* **Task prompt**
Go through the records and show each line where the word "ylabel" occurs.

* **Record set**
******

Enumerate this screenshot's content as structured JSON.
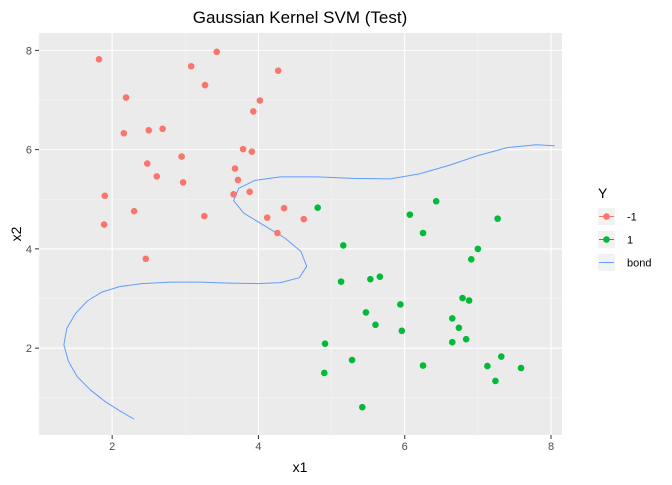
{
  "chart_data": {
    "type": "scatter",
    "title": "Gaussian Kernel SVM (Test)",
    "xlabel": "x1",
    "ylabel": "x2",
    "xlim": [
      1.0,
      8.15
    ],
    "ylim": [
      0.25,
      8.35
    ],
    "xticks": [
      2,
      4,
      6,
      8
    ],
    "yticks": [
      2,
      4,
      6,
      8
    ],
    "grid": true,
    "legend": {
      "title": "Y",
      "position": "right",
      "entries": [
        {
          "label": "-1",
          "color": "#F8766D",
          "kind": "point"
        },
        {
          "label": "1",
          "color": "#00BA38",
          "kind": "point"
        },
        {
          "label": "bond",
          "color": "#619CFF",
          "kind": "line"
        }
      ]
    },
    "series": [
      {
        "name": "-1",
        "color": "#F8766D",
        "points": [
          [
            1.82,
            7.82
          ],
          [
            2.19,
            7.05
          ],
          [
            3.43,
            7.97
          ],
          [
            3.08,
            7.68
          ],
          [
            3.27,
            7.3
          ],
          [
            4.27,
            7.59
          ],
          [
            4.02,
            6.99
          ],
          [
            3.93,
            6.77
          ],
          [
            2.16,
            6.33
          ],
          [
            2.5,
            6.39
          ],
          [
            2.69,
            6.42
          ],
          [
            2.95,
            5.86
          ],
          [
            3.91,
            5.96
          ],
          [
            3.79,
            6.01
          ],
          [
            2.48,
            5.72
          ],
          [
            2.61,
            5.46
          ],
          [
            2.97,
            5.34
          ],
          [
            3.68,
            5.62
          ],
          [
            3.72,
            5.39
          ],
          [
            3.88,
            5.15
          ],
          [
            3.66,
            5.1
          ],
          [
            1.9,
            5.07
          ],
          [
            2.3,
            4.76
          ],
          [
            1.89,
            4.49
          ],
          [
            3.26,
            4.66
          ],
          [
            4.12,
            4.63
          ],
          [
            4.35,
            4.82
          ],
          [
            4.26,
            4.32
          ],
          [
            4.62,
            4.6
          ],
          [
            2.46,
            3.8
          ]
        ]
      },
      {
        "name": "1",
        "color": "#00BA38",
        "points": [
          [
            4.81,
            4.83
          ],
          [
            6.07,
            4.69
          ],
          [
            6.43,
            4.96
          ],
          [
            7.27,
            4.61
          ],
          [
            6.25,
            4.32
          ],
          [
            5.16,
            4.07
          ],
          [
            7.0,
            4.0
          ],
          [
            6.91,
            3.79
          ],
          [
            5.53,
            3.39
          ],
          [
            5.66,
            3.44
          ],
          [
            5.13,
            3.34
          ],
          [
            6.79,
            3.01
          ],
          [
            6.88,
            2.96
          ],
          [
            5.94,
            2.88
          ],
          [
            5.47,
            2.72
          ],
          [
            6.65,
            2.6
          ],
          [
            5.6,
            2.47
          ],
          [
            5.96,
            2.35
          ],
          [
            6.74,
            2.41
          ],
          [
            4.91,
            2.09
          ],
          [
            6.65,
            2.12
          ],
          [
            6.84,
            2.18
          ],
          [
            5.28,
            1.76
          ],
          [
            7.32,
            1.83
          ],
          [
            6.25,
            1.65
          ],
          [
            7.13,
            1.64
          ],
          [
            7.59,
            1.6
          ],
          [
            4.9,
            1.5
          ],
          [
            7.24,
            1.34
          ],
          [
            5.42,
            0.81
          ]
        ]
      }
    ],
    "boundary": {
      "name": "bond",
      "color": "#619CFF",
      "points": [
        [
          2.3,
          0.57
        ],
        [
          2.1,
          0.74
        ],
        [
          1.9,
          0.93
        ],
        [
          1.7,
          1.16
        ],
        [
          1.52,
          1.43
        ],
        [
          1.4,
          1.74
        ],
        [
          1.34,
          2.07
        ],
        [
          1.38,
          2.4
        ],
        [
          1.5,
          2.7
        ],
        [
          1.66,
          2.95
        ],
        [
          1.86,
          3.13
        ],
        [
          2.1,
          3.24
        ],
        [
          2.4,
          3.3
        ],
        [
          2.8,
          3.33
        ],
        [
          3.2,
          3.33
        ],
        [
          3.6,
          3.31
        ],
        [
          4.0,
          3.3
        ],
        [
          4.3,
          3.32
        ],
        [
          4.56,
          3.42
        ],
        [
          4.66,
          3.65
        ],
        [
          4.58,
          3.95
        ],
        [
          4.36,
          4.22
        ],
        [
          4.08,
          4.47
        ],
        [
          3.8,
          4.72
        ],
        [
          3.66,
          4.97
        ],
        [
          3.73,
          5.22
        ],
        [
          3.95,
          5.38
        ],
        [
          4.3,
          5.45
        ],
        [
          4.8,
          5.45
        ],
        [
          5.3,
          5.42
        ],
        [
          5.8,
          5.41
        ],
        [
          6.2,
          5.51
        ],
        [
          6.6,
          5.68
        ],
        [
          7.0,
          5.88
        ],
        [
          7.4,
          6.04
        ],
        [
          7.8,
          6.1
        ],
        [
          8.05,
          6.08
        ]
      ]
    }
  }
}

******

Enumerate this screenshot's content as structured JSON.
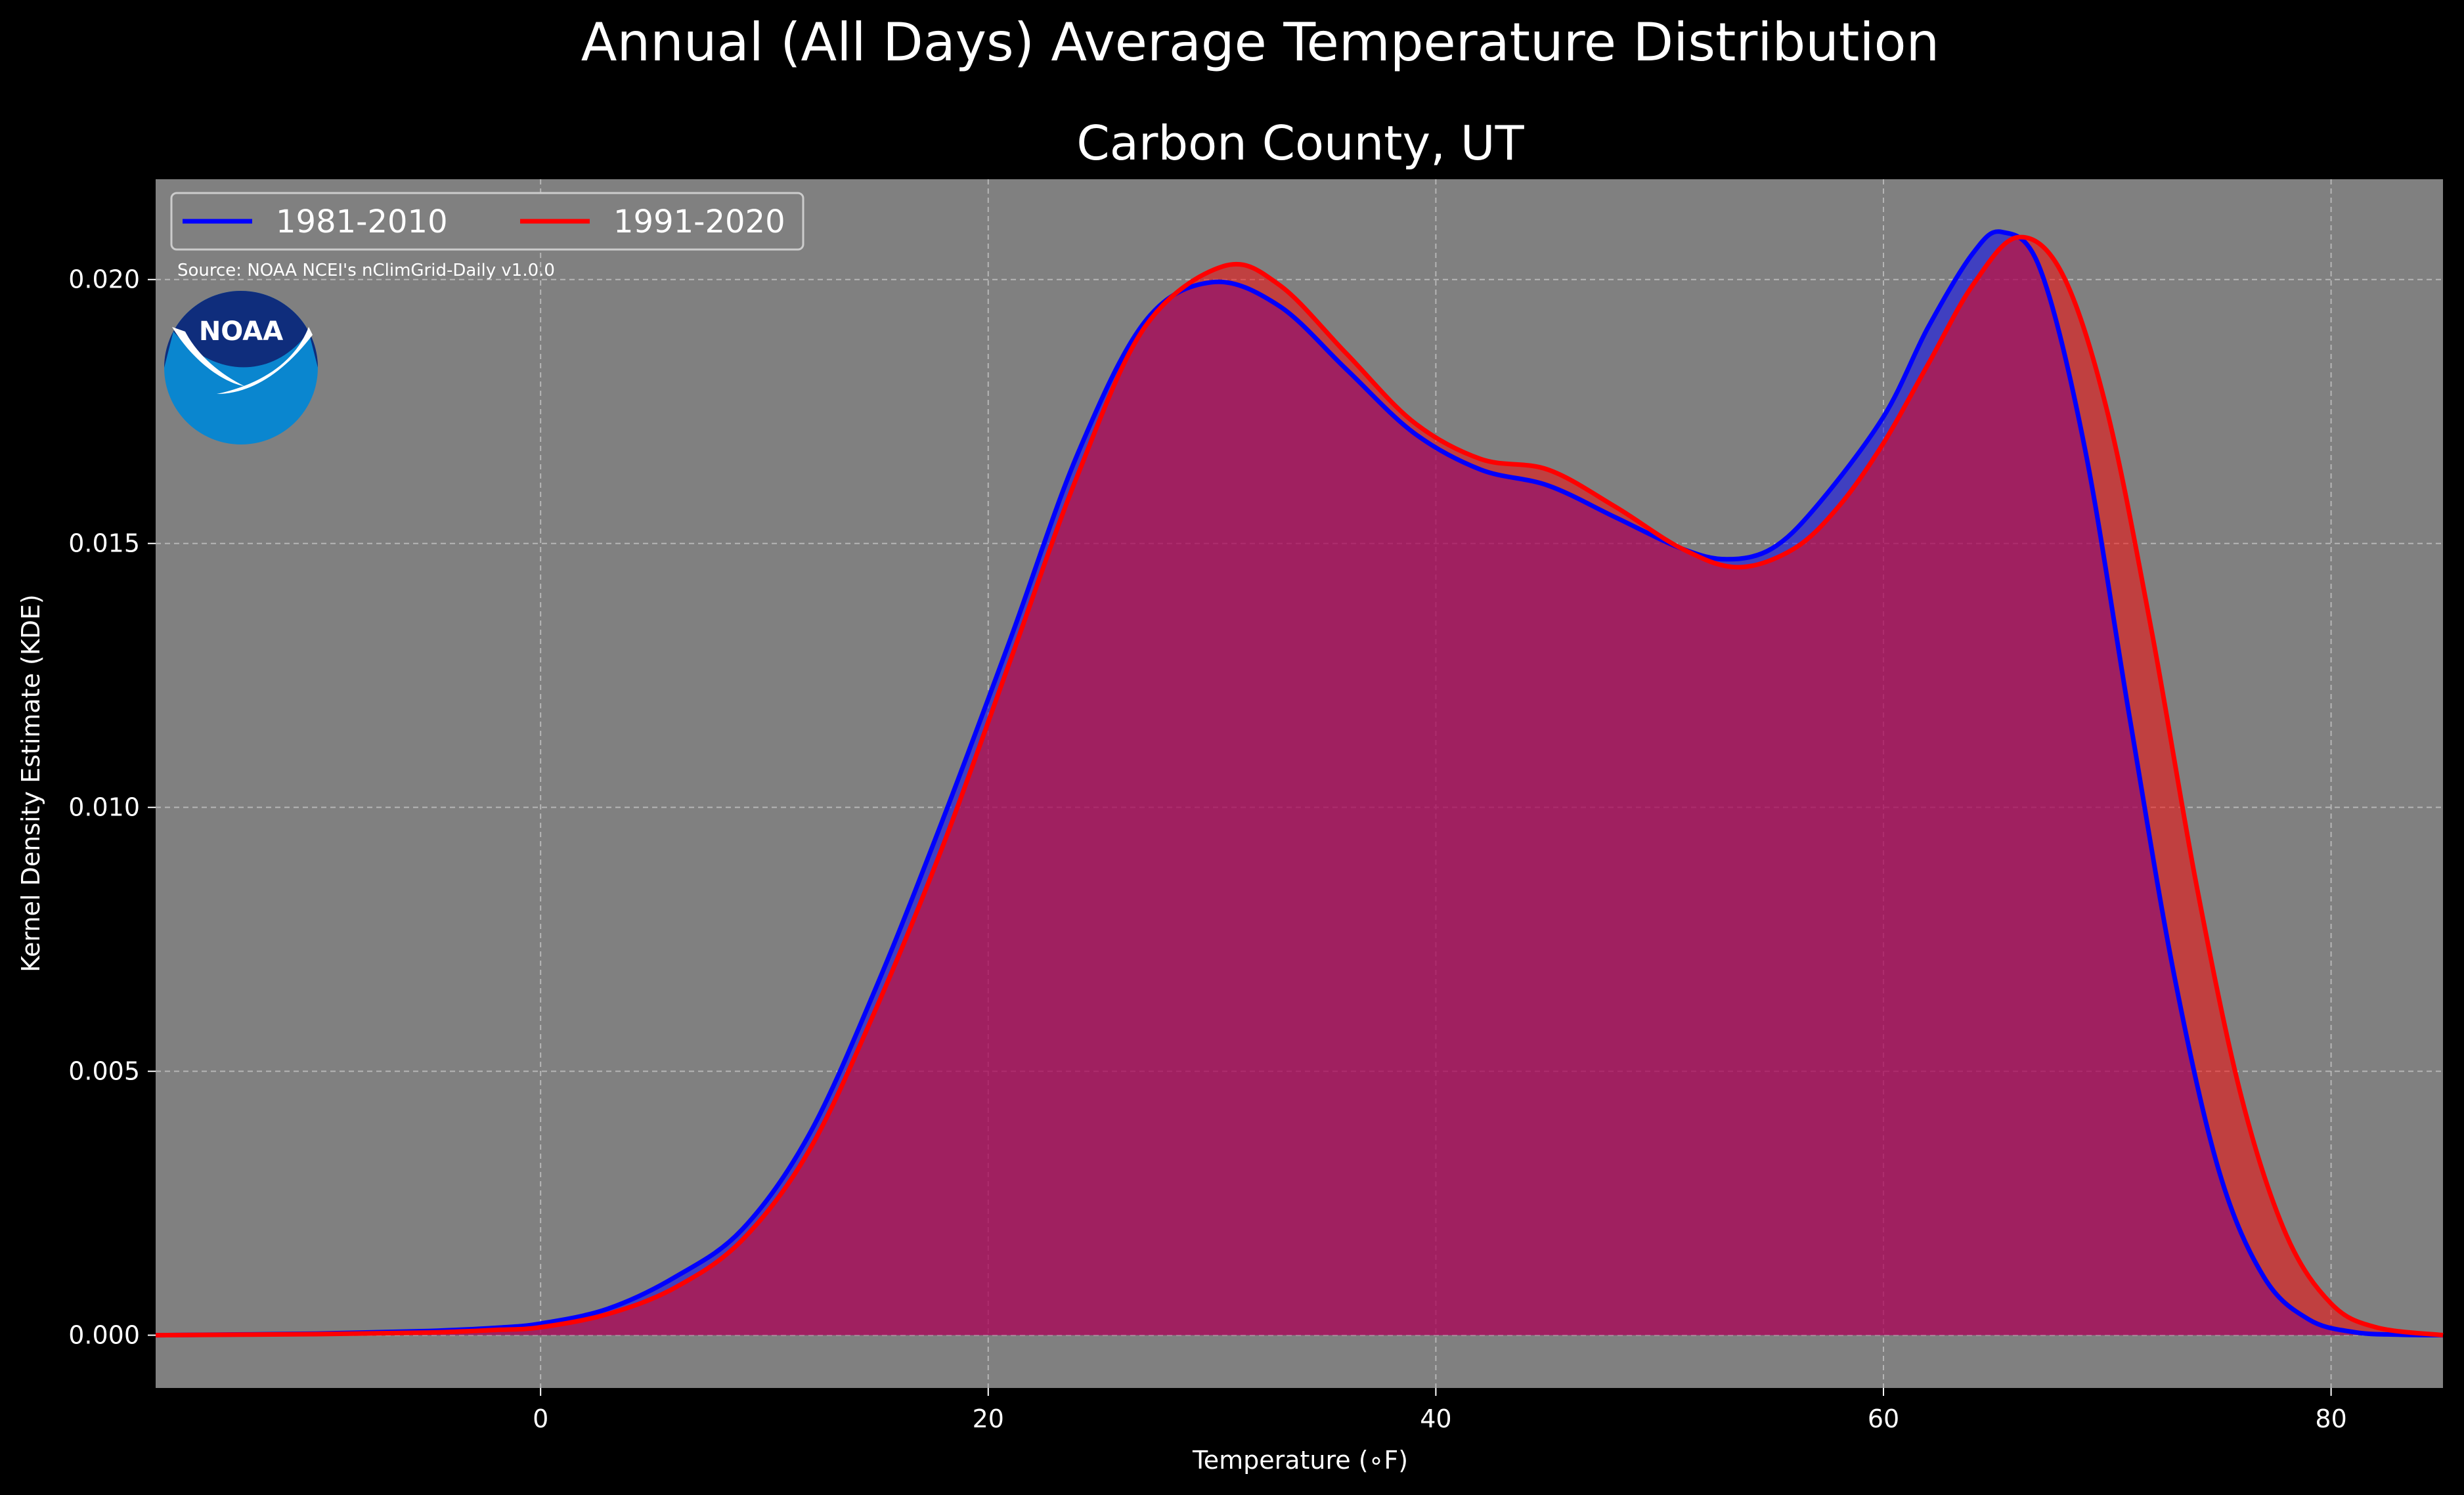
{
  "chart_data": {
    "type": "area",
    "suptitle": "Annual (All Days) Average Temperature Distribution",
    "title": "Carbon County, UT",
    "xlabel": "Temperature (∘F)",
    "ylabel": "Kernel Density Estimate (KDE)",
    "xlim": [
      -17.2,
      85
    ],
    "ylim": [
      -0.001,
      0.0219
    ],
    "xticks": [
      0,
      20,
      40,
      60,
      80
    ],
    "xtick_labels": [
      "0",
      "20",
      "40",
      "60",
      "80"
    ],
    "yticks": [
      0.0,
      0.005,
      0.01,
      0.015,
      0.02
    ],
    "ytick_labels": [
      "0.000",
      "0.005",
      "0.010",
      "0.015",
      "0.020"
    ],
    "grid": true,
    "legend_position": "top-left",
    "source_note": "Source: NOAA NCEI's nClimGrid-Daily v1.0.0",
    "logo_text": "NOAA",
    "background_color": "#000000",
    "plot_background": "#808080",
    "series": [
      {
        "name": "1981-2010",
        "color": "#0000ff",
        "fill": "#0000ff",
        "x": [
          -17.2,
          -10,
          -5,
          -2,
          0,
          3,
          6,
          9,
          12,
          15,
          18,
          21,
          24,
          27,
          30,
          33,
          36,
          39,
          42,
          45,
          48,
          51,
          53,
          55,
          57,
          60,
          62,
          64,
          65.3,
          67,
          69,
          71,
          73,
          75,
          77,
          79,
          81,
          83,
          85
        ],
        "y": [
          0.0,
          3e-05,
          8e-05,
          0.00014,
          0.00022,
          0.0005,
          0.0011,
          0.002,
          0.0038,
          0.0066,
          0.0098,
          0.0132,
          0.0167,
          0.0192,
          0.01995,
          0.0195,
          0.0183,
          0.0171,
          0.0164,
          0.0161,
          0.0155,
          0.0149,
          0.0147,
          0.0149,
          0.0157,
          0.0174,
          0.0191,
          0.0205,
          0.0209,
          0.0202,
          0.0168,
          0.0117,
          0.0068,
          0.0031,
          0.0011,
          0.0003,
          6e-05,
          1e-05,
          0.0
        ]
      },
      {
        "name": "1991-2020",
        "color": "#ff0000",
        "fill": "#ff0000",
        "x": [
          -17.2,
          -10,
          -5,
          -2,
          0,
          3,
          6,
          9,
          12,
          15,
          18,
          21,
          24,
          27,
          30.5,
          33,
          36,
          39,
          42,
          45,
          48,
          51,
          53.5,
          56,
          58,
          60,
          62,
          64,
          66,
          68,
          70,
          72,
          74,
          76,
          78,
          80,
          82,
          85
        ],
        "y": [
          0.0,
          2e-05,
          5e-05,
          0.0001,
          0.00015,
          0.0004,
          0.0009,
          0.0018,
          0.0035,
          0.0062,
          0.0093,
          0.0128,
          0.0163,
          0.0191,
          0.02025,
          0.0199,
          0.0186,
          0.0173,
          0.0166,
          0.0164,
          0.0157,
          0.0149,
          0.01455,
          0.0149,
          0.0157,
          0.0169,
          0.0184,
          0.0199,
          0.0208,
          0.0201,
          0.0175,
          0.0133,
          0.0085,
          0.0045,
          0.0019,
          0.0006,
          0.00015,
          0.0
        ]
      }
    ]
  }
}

******

* **Exercise result**
    "ylabel": "x2",
    "ylabel": "Kernel Density Estimate (KDE)",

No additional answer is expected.